[Part of a data file]

#####

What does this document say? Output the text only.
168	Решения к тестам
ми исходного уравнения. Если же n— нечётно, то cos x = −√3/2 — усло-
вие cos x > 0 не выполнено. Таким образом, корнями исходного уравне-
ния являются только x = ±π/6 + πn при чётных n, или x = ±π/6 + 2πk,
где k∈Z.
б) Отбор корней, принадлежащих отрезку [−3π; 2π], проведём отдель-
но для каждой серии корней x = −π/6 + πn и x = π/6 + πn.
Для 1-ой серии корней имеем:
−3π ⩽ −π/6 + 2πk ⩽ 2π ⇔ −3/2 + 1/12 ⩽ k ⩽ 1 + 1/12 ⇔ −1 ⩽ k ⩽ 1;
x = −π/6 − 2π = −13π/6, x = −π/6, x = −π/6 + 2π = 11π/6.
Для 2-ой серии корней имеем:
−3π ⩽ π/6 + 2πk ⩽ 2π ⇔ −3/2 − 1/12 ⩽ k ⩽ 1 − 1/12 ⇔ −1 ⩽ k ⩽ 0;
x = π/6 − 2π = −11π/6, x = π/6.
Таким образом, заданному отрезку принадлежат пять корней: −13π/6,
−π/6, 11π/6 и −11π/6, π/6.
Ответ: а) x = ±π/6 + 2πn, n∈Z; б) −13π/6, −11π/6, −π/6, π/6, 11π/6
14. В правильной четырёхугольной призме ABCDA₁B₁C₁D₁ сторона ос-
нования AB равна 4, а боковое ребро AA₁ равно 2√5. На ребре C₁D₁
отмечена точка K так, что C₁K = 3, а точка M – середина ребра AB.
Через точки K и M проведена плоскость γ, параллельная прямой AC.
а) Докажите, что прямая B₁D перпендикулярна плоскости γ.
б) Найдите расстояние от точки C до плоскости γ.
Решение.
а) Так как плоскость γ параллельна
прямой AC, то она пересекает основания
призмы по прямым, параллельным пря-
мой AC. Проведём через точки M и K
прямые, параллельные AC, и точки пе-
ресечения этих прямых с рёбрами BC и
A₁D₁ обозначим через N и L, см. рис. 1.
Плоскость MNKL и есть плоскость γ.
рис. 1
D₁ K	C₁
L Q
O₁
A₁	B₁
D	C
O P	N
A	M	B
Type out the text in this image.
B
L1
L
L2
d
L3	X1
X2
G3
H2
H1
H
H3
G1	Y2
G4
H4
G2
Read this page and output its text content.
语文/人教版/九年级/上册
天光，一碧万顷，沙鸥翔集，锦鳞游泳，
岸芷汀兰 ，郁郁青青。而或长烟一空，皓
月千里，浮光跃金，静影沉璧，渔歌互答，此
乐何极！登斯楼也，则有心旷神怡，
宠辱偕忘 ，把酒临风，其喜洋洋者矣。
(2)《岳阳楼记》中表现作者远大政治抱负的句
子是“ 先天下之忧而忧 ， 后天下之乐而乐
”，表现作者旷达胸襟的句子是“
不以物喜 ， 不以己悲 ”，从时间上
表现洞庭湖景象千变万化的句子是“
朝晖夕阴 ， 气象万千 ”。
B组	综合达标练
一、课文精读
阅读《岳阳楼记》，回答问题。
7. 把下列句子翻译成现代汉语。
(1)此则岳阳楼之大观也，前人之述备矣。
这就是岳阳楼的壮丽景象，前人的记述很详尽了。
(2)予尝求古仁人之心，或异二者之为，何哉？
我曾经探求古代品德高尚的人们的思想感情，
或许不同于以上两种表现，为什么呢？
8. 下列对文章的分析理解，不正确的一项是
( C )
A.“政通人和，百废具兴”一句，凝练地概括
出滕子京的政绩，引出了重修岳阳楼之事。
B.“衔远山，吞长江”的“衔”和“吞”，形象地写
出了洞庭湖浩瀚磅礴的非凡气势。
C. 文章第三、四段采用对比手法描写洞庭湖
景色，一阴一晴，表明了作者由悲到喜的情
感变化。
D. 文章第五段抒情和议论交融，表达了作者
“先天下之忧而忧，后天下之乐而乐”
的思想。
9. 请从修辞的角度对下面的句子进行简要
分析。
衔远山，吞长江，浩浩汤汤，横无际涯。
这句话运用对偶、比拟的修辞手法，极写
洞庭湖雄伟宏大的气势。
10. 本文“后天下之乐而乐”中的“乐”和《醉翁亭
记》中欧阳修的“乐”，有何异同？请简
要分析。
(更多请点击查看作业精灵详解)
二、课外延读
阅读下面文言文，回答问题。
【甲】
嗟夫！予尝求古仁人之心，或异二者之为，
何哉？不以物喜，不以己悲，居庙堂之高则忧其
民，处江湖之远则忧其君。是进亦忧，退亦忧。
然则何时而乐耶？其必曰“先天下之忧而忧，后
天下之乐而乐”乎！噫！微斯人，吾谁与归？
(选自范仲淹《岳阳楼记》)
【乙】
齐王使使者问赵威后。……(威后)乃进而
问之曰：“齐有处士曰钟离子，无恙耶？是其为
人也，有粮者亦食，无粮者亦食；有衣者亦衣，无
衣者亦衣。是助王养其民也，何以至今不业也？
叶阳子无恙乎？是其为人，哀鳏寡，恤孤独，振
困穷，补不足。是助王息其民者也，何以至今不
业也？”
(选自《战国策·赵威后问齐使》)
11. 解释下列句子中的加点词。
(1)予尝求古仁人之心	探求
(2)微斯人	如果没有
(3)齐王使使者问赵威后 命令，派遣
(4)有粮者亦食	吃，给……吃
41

#####

Using the material above, print every entry exactly as written.

What does this document say? Output the text only.
168	Решения к тестам
ми исходного уравнения. Если же n— нечётно, то cos x = −√3/2 — усло-
вие cos x > 0 не выполнено. Таким образом, корнями исходного уравне-
ния являются только x = ±π/6 + πn при чётных n, или x = ±π/6 + 2πk,
где k∈Z.
б) Отбор корней, принадлежащих отрезку [−3π; 2π], проведём отдель-
но для каждой серии корней x = −π/6 + πn и x = π/6 + πn.
Для 1-ой серии корней имеем:
−3π ⩽ −π/6 + 2πk ⩽ 2π ⇔ −3/2 + 1/12 ⩽ k ⩽ 1 + 1/12 ⇔ −1 ⩽ k ⩽ 1;
x = −π/6 − 2π = −13π/6, x = −π/6, x = −π/6 + 2π = 11π/6.
Для 2-ой серии корней имеем:
−3π ⩽ π/6 + 2πk ⩽ 2π ⇔ −3/2 − 1/12 ⩽ k ⩽ 1 − 1/12 ⇔ −1 ⩽ k ⩽ 0;
x = π/6 − 2π = −11π/6, x = π/6.
Таким образом, заданному отрезку принадлежат пять корней: −13π/6,
−π/6, 11π/6 и −11π/6, π/6.
Ответ: а) x = ±π/6 + 2πn, n∈Z; б) −13π/6, −11π/6, −π/6, π/6, 11π/6
14. В правильной четырёхугольной призме ABCDA₁B₁C₁D₁ сторона ос-
нования AB равна 4, а боковое ребро AA₁ равно 2√5. На ребре C₁D₁
отмечена точка K так, что C₁K = 3, а точка M – середина ребра AB.
Через точки K и M проведена плоскость γ, параллельная прямой AC.
а) Докажите, что прямая B₁D перпендикулярна плоскости γ.
б) Найдите расстояние от точки C до плоскости γ.
Решение.
а) Так как плоскость γ параллельна
прямой AC, то она пересекает основания
призмы по прямым, параллельным пря-
мой AC. Проведём через точки M и K
прямые, параллельные AC, и точки пе-
ресечения этих прямых с рёбрами BC и
A₁D₁ обозначим через N и L, см. рис. 1.
Плоскость MNKL и есть плоскость γ.
рис. 1
D₁ K	C₁
L Q
O₁
A₁	B₁
D	C
O P	N
A	M	B
Type out the text in this image.
B
L1
L
L2
d
L3	X1
X2
G3
H2
H1
H
H3
G1	Y2
G4
H4
G2
Read this page and output its text content.
语文/人教版/九年级/上册
天光，一碧万顷，沙鸥翔集，锦鳞游泳，
岸芷汀兰 ，郁郁青青。而或长烟一空，皓
月千里，浮光跃金，静影沉璧，渔歌互答，此
乐何极！登斯楼也，则有心旷神怡，
宠辱偕忘 ，把酒临风，其喜洋洋者矣。
(2)《岳阳楼记》中表现作者远大政治抱负的句
子是“ 先天下之忧而忧 ， 后天下之乐而乐
”，表现作者旷达胸襟的句子是“
不以物喜 ， 不以己悲 ”，从时间上
表现洞庭湖景象千变万化的句子是“
朝晖夕阴 ， 气象万千 ”。
B组	综合达标练
一、课文精读
阅读《岳阳楼记》，回答问题。
7. 把下列句子翻译成现代汉语。
(1)此则岳阳楼之大观也，前人之述备矣。
这就是岳阳楼的壮丽景象，前人的记述很详尽了。
(2)予尝求古仁人之心，或异二者之为，何哉？
我曾经探求古代品德高尚的人们的思想感情，
或许不同于以上两种表现，为什么呢？
8. 下列对文章的分析理解，不正确的一项是
( C )
A.“政通人和，百废具兴”一句，凝练地概括
出滕子京的政绩，引出了重修岳阳楼之事。
B.“衔远山，吞长江”的“衔”和“吞”，形象地写
出了洞庭湖浩瀚磅礴的非凡气势。
C. 文章第三、四段采用对比手法描写洞庭湖
景色，一阴一晴，表明了作者由悲到喜的情
感变化。
D. 文章第五段抒情和议论交融，表达了作者
“先天下之忧而忧，后天下之乐而乐”
的思想。
9. 请从修辞的角度对下面的句子进行简要
分析。
衔远山，吞长江，浩浩汤汤，横无际涯。
这句话运用对偶、比拟的修辞手法，极写
洞庭湖雄伟宏大的气势。
10. 本文“后天下之乐而乐”中的“乐”和《醉翁亭
记》中欧阳修的“乐”，有何异同？请简
要分析。
(更多请点击查看作业精灵详解)
二、课外延读
阅读下面文言文，回答问题。
【甲】
嗟夫！予尝求古仁人之心，或异二者之为，
何哉？不以物喜，不以己悲，居庙堂之高则忧其
民，处江湖之远则忧其君。是进亦忧，退亦忧。
然则何时而乐耶？其必曰“先天下之忧而忧，后
天下之乐而乐”乎！噫！微斯人，吾谁与归？
(选自范仲淹《岳阳楼记》)
【乙】
齐王使使者问赵威后。……(威后)乃进而
问之曰：“齐有处士曰钟离子，无恙耶？是其为
人也，有粮者亦食，无粮者亦食；有衣者亦衣，无
衣者亦衣。是助王养其民也，何以至今不业也？
叶阳子无恙乎？是其为人，哀鳏寡，恤孤独，振
困穷，补不足。是助王息其民者也，何以至今不
业也？”
(选自《战国策·赵威后问齐使》)
11. 解释下列句子中的加点词。
(1)予尝求古仁人之心	探求
(2)微斯人	如果没有
(3)齐王使使者问赵威后 命令，派遣
(4)有粮者亦食	吃，给……吃
41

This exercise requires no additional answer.